Data entries
--------------------------------------------------
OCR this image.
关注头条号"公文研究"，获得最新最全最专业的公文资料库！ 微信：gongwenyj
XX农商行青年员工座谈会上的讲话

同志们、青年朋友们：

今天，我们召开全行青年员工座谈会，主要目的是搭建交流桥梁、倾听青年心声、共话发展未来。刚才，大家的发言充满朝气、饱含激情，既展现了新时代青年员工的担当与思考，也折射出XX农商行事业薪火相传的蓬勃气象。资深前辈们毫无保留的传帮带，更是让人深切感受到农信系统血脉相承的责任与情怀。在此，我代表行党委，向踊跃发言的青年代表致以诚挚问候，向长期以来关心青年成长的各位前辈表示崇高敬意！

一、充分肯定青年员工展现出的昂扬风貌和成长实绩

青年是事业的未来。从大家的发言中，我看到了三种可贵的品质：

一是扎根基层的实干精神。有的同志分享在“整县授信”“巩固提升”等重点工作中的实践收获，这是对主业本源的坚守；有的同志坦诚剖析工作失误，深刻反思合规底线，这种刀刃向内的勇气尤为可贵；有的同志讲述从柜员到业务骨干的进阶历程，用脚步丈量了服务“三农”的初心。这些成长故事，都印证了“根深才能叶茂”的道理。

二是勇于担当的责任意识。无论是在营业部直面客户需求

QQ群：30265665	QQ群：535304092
--------------------------------------------------
Short exercise
Write out the listing once more, matching it exactly.

Written solution
OCR this image.
关注头条号"公文研究"，获得最新最全最专业的公文资料库！ 微信：gongwenyj
XX农商行青年员工座谈会上的讲话

同志们、青年朋友们：

今天，我们召开全行青年员工座谈会，主要目的是搭建交流桥梁、倾听青年心声、共话发展未来。刚才，大家的发言充满朝气、饱含激情，既展现了新时代青年员工的担当与思考，也折射出XX农商行事业薪火相传的蓬勃气象。资深前辈们毫无保留的传帮带，更是让人深切感受到农信系统血脉相承的责任与情怀。在此，我代表行党委，向踊跃发言的青年代表致以诚挚问候，向长期以来关心青年成长的各位前辈表示崇高敬意！

一、充分肯定青年员工展现出的昂扬风貌和成长实绩

青年是事业的未来。从大家的发言中，我看到了三种可贵的品质：

一是扎根基层的实干精神。有的同志分享在“整县授信”“巩固提升”等重点工作中的实践收获，这是对主业本源的坚守；有的同志坦诚剖析工作失误，深刻反思合规底线，这种刀刃向内的勇气尤为可贵；有的同志讲述从柜员到业务骨干的进阶历程，用脚步丈量了服务“三农”的初心。这些成长故事，都印证了“根深才能叶茂”的道理。

二是勇于担当的责任意识。无论是在营业部直面客户需求

QQ群：30265665	QQ群：535304092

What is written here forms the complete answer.